## Directions
I'd like the records transcribed exactly, leaving the images out.

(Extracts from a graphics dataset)
+++
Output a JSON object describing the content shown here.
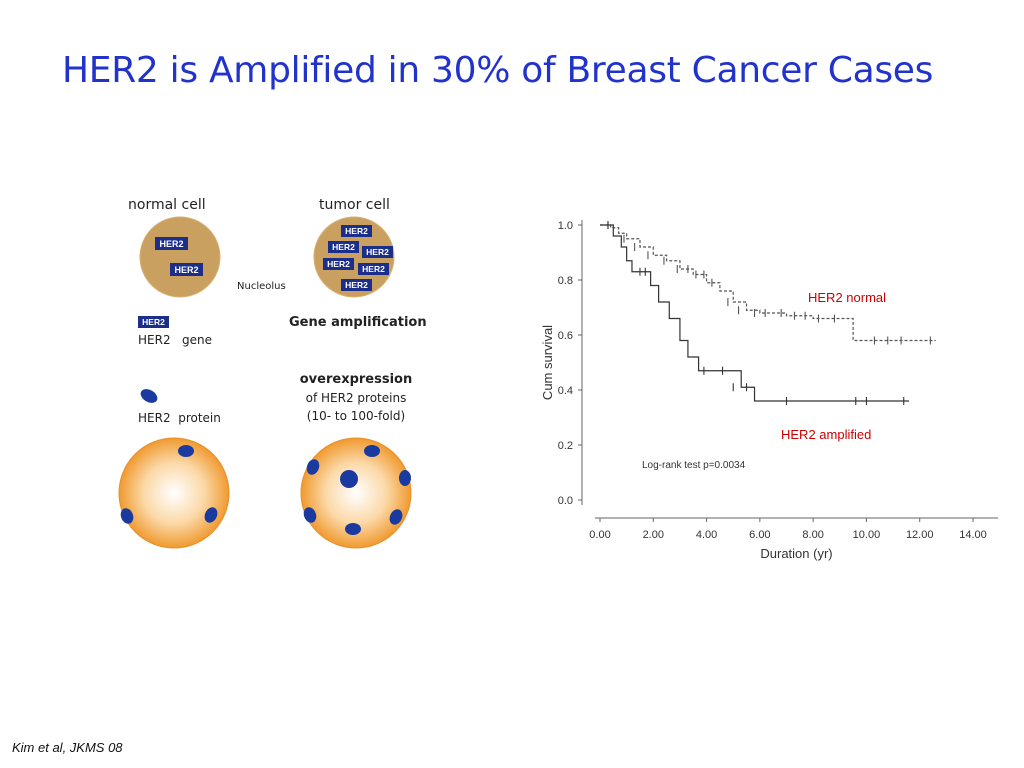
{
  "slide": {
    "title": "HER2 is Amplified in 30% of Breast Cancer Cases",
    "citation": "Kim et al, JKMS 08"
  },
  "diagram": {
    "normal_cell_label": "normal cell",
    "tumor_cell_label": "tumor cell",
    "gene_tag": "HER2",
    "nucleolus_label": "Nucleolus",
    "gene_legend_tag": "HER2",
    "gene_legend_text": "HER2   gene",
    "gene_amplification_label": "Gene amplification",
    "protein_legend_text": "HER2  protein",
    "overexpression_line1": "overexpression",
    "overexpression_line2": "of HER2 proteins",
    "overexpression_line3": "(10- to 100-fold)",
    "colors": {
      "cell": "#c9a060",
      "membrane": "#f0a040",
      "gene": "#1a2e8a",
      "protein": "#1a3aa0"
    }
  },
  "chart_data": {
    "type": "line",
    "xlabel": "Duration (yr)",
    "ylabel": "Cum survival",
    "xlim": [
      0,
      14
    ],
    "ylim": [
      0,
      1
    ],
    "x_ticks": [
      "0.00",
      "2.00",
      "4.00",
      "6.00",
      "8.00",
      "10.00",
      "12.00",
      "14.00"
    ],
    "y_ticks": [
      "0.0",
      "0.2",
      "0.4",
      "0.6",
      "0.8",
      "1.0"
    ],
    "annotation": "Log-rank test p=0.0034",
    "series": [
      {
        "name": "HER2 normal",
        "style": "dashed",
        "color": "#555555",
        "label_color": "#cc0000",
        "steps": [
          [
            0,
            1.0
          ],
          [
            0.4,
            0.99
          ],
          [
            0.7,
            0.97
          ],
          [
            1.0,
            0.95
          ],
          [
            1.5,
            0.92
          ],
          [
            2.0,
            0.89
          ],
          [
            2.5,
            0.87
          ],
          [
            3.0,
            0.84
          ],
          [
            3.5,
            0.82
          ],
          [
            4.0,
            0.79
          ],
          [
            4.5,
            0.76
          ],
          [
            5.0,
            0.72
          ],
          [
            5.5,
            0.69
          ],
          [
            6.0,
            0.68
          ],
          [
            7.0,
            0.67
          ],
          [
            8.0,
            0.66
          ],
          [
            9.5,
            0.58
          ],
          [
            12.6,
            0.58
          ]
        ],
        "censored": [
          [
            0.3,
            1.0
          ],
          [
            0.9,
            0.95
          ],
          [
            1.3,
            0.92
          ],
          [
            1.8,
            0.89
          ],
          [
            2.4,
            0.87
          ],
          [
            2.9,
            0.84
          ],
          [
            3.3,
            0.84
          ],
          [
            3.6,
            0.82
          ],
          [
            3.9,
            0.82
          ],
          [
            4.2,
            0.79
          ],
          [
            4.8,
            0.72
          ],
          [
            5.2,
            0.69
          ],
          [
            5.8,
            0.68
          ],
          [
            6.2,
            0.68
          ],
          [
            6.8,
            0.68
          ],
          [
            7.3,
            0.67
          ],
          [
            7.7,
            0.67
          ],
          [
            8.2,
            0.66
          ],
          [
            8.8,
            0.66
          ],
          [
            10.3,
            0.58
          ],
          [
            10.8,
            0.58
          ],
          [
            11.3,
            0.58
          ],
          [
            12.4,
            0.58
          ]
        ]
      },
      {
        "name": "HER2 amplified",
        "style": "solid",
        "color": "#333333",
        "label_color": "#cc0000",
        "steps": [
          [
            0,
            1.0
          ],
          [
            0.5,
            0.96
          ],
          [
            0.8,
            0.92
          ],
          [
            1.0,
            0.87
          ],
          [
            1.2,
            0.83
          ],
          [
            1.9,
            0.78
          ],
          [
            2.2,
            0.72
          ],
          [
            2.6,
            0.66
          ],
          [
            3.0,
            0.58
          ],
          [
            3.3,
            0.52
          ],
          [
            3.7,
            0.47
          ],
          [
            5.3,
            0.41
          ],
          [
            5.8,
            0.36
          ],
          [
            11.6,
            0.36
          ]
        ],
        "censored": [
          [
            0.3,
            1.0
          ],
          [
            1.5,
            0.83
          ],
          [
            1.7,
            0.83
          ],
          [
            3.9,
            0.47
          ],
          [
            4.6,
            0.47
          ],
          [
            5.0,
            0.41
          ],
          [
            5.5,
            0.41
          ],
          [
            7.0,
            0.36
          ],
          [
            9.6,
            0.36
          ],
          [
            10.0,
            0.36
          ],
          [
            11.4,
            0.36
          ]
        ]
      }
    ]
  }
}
+++
## Answer section
Output a JSON object describing the content shown here.
{
  "slide": {
    "title": "HER2 is Amplified in 30% of Breast Cancer Cases",
    "citation": "Kim et al, JKMS 08"
  },
  "diagram": {
    "normal_cell_label": "normal cell",
    "tumor_cell_label": "tumor cell",
    "gene_tag": "HER2",
    "nucleolus_label": "Nucleolus",
    "gene_legend_tag": "HER2",
    "gene_legend_text": "HER2   gene",
    "gene_amplification_label": "Gene amplification",
    "protein_legend_text": "HER2  protein",
    "overexpression_line1": "overexpression",
    "overexpression_line2": "of HER2 proteins",
    "overexpression_line3": "(10- to 100-fold)",
    "colors": {
      "cell": "#c9a060",
      "membrane": "#f0a040",
      "gene": "#1a2e8a",
      "protein": "#1a3aa0"
    }
  },
  "chart_data": {
    "type": "line",
    "xlabel": "Duration (yr)",
    "ylabel": "Cum survival",
    "xlim": [
      0,
      14
    ],
    "ylim": [
      0,
      1
    ],
    "x_ticks": [
      "0.00",
      "2.00",
      "4.00",
      "6.00",
      "8.00",
      "10.00",
      "12.00",
      "14.00"
    ],
    "y_ticks": [
      "0.0",
      "0.2",
      "0.4",
      "0.6",
      "0.8",
      "1.0"
    ],
    "annotation": "Log-rank test p=0.0034",
    "series": [
      {
        "name": "HER2 normal",
        "style": "dashed",
        "color": "#555555",
        "label_color": "#cc0000",
        "steps": [
          [
            0,
            1.0
          ],
          [
            0.4,
            0.99
          ],
          [
            0.7,
            0.97
          ],
          [
            1.0,
            0.95
          ],
          [
            1.5,
            0.92
          ],
          [
            2.0,
            0.89
          ],
          [
            2.5,
            0.87
          ],
          [
            3.0,
            0.84
          ],
          [
            3.5,
            0.82
          ],
          [
            4.0,
            0.79
          ],
          [
            4.5,
            0.76
          ],
          [
            5.0,
            0.72
          ],
          [
            5.5,
            0.69
          ],
          [
            6.0,
            0.68
          ],
          [
            7.0,
            0.67
          ],
          [
            8.0,
            0.66
          ],
          [
            9.5,
            0.58
          ],
          [
            12.6,
            0.58
          ]
        ],
        "censored": [
          [
            0.3,
            1.0
          ],
          [
            0.9,
            0.95
          ],
          [
            1.3,
            0.92
          ],
          [
            1.8,
            0.89
          ],
          [
            2.4,
            0.87
          ],
          [
            2.9,
            0.84
          ],
          [
            3.3,
            0.84
          ],
          [
            3.6,
            0.82
          ],
          [
            3.9,
            0.82
          ],
          [
            4.2,
            0.79
          ],
          [
            4.8,
            0.72
          ],
          [
            5.2,
            0.69
          ],
          [
            5.8,
            0.68
          ],
          [
            6.2,
            0.68
          ],
          [
            6.8,
            0.68
          ],
          [
            7.3,
            0.67
          ],
          [
            7.7,
            0.67
          ],
          [
            8.2,
            0.66
          ],
          [
            8.8,
            0.66
          ],
          [
            10.3,
            0.58
          ],
          [
            10.8,
            0.58
          ],
          [
            11.3,
            0.58
          ],
          [
            12.4,
            0.58
          ]
        ]
      },
      {
        "name": "HER2 amplified",
        "style": "solid",
        "color": "#333333",
        "label_color": "#cc0000",
        "steps": [
          [
            0,
            1.0
          ],
          [
            0.5,
            0.96
          ],
          [
            0.8,
            0.92
          ],
          [
            1.0,
            0.87
          ],
          [
            1.2,
            0.83
          ],
          [
            1.9,
            0.78
          ],
          [
            2.2,
            0.72
          ],
          [
            2.6,
            0.66
          ],
          [
            3.0,
            0.58
          ],
          [
            3.3,
            0.52
          ],
          [
            3.7,
            0.47
          ],
          [
            5.3,
            0.41
          ],
          [
            5.8,
            0.36
          ],
          [
            11.6,
            0.36
          ]
        ],
        "censored": [
          [
            0.3,
            1.0
          ],
          [
            1.5,
            0.83
          ],
          [
            1.7,
            0.83
          ],
          [
            3.9,
            0.47
          ],
          [
            4.6,
            0.47
          ],
          [
            5.0,
            0.41
          ],
          [
            5.5,
            0.41
          ],
          [
            7.0,
            0.36
          ],
          [
            9.6,
            0.36
          ],
          [
            10.0,
            0.36
          ],
          [
            11.4,
            0.36
          ]
        ]
      }
    ]
  }
}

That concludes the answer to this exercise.